• [What to do] Every record must be repeated exactly; omit any pictures they contain.

------------------------

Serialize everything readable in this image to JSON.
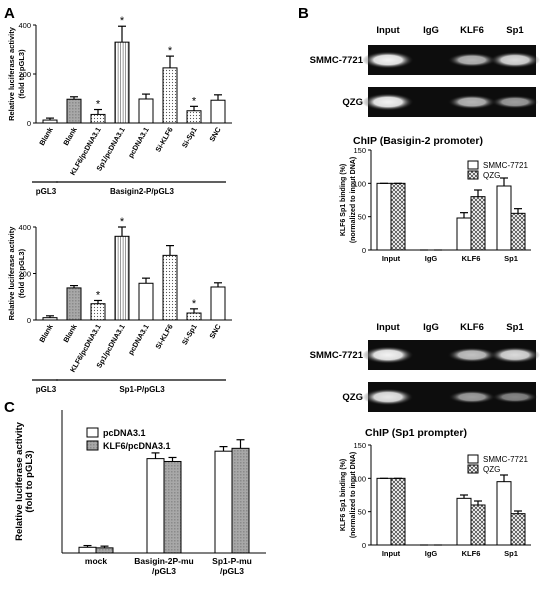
{
  "panel_letters": [
    "A",
    "B",
    "C"
  ],
  "chart_data": [
    {
      "id": "A1",
      "type": "bar",
      "ylabel": [
        "Relative luciferase activity",
        "(fold to pGL3)"
      ],
      "ylim": [
        0,
        400
      ],
      "yticks": [
        0,
        200,
        400
      ],
      "categories": [
        "Blank",
        "Blank",
        "KLF6/pcDNA3.1",
        "Sp1/pcDNA3.1",
        "pcDNA3.1",
        "Si-KLF6",
        "Si-Sp1",
        "SNC"
      ],
      "values": [
        12,
        97,
        35,
        330,
        98,
        225,
        50,
        93
      ],
      "errors": [
        8,
        10,
        20,
        65,
        20,
        48,
        18,
        22
      ],
      "significant": [
        false,
        false,
        true,
        true,
        false,
        true,
        true,
        false
      ],
      "fills": [
        "white",
        "gray",
        "dots",
        "vlines",
        "white",
        "dots",
        "dots",
        "white"
      ],
      "groups": [
        {
          "label": "pGL3",
          "from": 0,
          "to": 0
        },
        {
          "label": "Basigin2-P/pGL3",
          "from": 1,
          "to": 7
        }
      ]
    },
    {
      "id": "A2",
      "type": "bar",
      "ylabel": [
        "Relative luciferase activity",
        "(fold to pGL3)"
      ],
      "ylim": [
        0,
        400
      ],
      "yticks": [
        0,
        200,
        400
      ],
      "categories": [
        "Blank",
        "Blank",
        "KLF6/pcDNA3.1",
        "Sp1/pcDNA3.1",
        "pcDNA3.1",
        "Si-KLF6",
        "Si-Sp1",
        "SNC"
      ],
      "values": [
        10,
        138,
        70,
        360,
        158,
        278,
        30,
        142
      ],
      "errors": [
        8,
        10,
        14,
        40,
        22,
        42,
        18,
        18
      ],
      "significant": [
        false,
        false,
        true,
        true,
        false,
        false,
        true,
        false
      ],
      "fills": [
        "white",
        "gray",
        "dots",
        "vlines",
        "white",
        "dots",
        "dots",
        "white"
      ],
      "groups": [
        {
          "label": "pGL3",
          "from": 0,
          "to": 0
        },
        {
          "label": "Sp1-P/pGL3",
          "from": 1,
          "to": 7
        }
      ]
    },
    {
      "id": "B1",
      "type": "bar",
      "title": "ChIP (Basigin-2 promoter)",
      "ylabel": [
        "KLF6 Sp1 binding (%)",
        "(normalized to input DNA)"
      ],
      "ylim": [
        0,
        150
      ],
      "yticks": [
        0,
        50,
        100,
        150
      ],
      "categories": [
        "Input",
        "IgG",
        "KLF6",
        "Sp1"
      ],
      "series": [
        {
          "name": "SMMC-7721",
          "values": [
            100,
            0,
            48,
            96
          ],
          "errors": [
            0,
            0,
            8,
            12
          ]
        },
        {
          "name": "QZG",
          "values": [
            100,
            0,
            80,
            55
          ],
          "errors": [
            0,
            0,
            10,
            7
          ]
        }
      ],
      "legend": "top-right"
    },
    {
      "id": "B2",
      "type": "bar",
      "title": "ChIP (Sp1 prompter)",
      "ylabel": [
        "KLF6 Sp1 binding (%)",
        "(normalized to input DNA)"
      ],
      "ylim": [
        0,
        150
      ],
      "yticks": [
        0,
        50,
        100,
        150
      ],
      "categories": [
        "Input",
        "IgG",
        "KLF6",
        "Sp1"
      ],
      "series": [
        {
          "name": "SMMC-7721",
          "values": [
            100,
            0,
            70,
            95
          ],
          "errors": [
            0,
            0,
            5,
            10
          ]
        },
        {
          "name": "QZG",
          "values": [
            100,
            0,
            60,
            47
          ],
          "errors": [
            0,
            0,
            6,
            4
          ]
        }
      ],
      "legend": "top-right"
    },
    {
      "id": "C",
      "type": "bar",
      "ylabel": [
        "Relative luciferase activity",
        "(fold to pGL3)"
      ],
      "ylim": [
        0,
        250
      ],
      "yticks": [],
      "categories": [
        "mock",
        "Basigin-2P-mu\n/pGL3",
        "Sp1-P-mu\n/pGL3"
      ],
      "series": [
        {
          "name": "pcDNA3.1",
          "values": [
            10,
            165,
            178
          ],
          "errors": [
            3,
            10,
            8
          ]
        },
        {
          "name": "KLF6/pcDNA3.1",
          "values": [
            9,
            160,
            183
          ],
          "errors": [
            3,
            7,
            15
          ]
        }
      ],
      "legend": "top-left"
    }
  ],
  "gels": [
    {
      "id": "gel1",
      "lane_labels": [
        "Input",
        "IgG",
        "KLF6",
        "Sp1"
      ],
      "rows": [
        {
          "label": "SMMC-7721",
          "intensity": [
            0.95,
            0,
            0.7,
            0.85
          ]
        },
        {
          "label": "QZG",
          "intensity": [
            0.95,
            0,
            0.7,
            0.6
          ]
        }
      ]
    },
    {
      "id": "gel2",
      "lane_labels": [
        "Input",
        "IgG",
        "KLF6",
        "Sp1"
      ],
      "rows": [
        {
          "label": "SMMC-7721",
          "intensity": [
            0.95,
            0,
            0.75,
            0.85
          ]
        },
        {
          "label": "QZG",
          "intensity": [
            0.9,
            0,
            0.6,
            0.5
          ]
        }
      ]
    }
  ]
}
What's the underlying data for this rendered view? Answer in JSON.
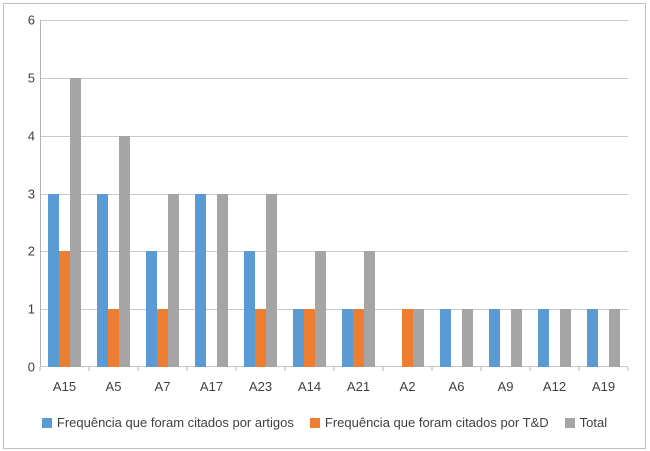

------------------------

• [Finished exercise]
Serialize everything readable in this image to JSON.
{
  "panel_letters": [
    "A",
    "B",
    "C"
  ],
  "chart_data": [
    {
      "id": "A1",
      "type": "bar",
      "ylabel": [
        "Relative luciferase activity",
        "(fold to pGL3)"
      ],
      "ylim": [
        0,
        400
      ],
      "yticks": [
        0,
        200,
        400
      ],
      "categories": [
        "Blank",
        "Blank",
        "KLF6/pcDNA3.1",
        "Sp1/pcDNA3.1",
        "pcDNA3.1",
        "Si-KLF6",
        "Si-Sp1",
        "SNC"
      ],
      "values": [
        12,
        97,
        35,
        330,
        98,
        225,
        50,
        93
      ],
      "errors": [
        8,
        10,
        20,
        65,
        20,
        48,
        18,
        22
      ],
      "significant": [
        false,
        false,
        true,
        true,
        false,
        true,
        true,
        false
      ],
      "fills": [
        "white",
        "gray",
        "dots",
        "vlines",
        "white",
        "dots",
        "dots",
        "white"
      ],
      "groups": [
        {
          "label": "pGL3",
          "from": 0,
          "to": 0
        },
        {
          "label": "Basigin2-P/pGL3",
          "from": 1,
          "to": 7
        }
      ]
    },
    {
      "id": "A2",
      "type": "bar",
      "ylabel": [
        "Relative luciferase activity",
        "(fold to pGL3)"
      ],
      "ylim": [
        0,
        400
      ],
      "yticks": [
        0,
        200,
        400
      ],
      "categories": [
        "Blank",
        "Blank",
        "KLF6/pcDNA3.1",
        "Sp1/pcDNA3.1",
        "pcDNA3.1",
        "Si-KLF6",
        "Si-Sp1",
        "SNC"
      ],
      "values": [
        10,
        138,
        70,
        360,
        158,
        278,
        30,
        142
      ],
      "errors": [
        8,
        10,
        14,
        40,
        22,
        42,
        18,
        18
      ],
      "significant": [
        false,
        false,
        true,
        true,
        false,
        false,
        true,
        false
      ],
      "fills": [
        "white",
        "gray",
        "dots",
        "vlines",
        "white",
        "dots",
        "dots",
        "white"
      ],
      "groups": [
        {
          "label": "pGL3",
          "from": 0,
          "to": 0
        },
        {
          "label": "Sp1-P/pGL3",
          "from": 1,
          "to": 7
        }
      ]
    },
    {
      "id": "B1",
      "type": "bar",
      "title": "ChIP (Basigin-2 promoter)",
      "ylabel": [
        "KLF6 Sp1 binding (%)",
        "(normalized to input DNA)"
      ],
      "ylim": [
        0,
        150
      ],
      "yticks": [
        0,
        50,
        100,
        150
      ],
      "categories": [
        "Input",
        "IgG",
        "KLF6",
        "Sp1"
      ],
      "series": [
        {
          "name": "SMMC-7721",
          "values": [
            100,
            0,
            48,
            96
          ],
          "errors": [
            0,
            0,
            8,
            12
          ]
        },
        {
          "name": "QZG",
          "values": [
            100,
            0,
            80,
            55
          ],
          "errors": [
            0,
            0,
            10,
            7
          ]
        }
      ],
      "legend": "top-right"
    },
    {
      "id": "B2",
      "type": "bar",
      "title": "ChIP (Sp1 prompter)",
      "ylabel": [
        "KLF6 Sp1 binding (%)",
        "(normalized to input DNA)"
      ],
      "ylim": [
        0,
        150
      ],
      "yticks": [
        0,
        50,
        100,
        150
      ],
      "categories": [
        "Input",
        "IgG",
        "KLF6",
        "Sp1"
      ],
      "series": [
        {
          "name": "SMMC-7721",
          "values": [
            100,
            0,
            70,
            95
          ],
          "errors": [
            0,
            0,
            5,
            10
          ]
        },
        {
          "name": "QZG",
          "values": [
            100,
            0,
            60,
            47
          ],
          "errors": [
            0,
            0,
            6,
            4
          ]
        }
      ],
      "legend": "top-right"
    },
    {
      "id": "C",
      "type": "bar",
      "ylabel": [
        "Relative luciferase activity",
        "(fold to pGL3)"
      ],
      "ylim": [
        0,
        250
      ],
      "yticks": [],
      "categories": [
        "mock",
        "Basigin-2P-mu\n/pGL3",
        "Sp1-P-mu\n/pGL3"
      ],
      "series": [
        {
          "name": "pcDNA3.1",
          "values": [
            10,
            165,
            178
          ],
          "errors": [
            3,
            10,
            8
          ]
        },
        {
          "name": "KLF6/pcDNA3.1",
          "values": [
            9,
            160,
            183
          ],
          "errors": [
            3,
            7,
            15
          ]
        }
      ],
      "legend": "top-left"
    }
  ],
  "gels": [
    {
      "id": "gel1",
      "lane_labels": [
        "Input",
        "IgG",
        "KLF6",
        "Sp1"
      ],
      "rows": [
        {
          "label": "SMMC-7721",
          "intensity": [
            0.95,
            0,
            0.7,
            0.85
          ]
        },
        {
          "label": "QZG",
          "intensity": [
            0.95,
            0,
            0.7,
            0.6
          ]
        }
      ]
    },
    {
      "id": "gel2",
      "lane_labels": [
        "Input",
        "IgG",
        "KLF6",
        "Sp1"
      ],
      "rows": [
        {
          "label": "SMMC-7721",
          "intensity": [
            0.95,
            0,
            0.75,
            0.85
          ]
        },
        {
          "label": "QZG",
          "intensity": [
            0.9,
            0,
            0.6,
            0.5
          ]
        }
      ]
    }
  ]
}
What's the underlying data for this rendered view? Answer in JSON.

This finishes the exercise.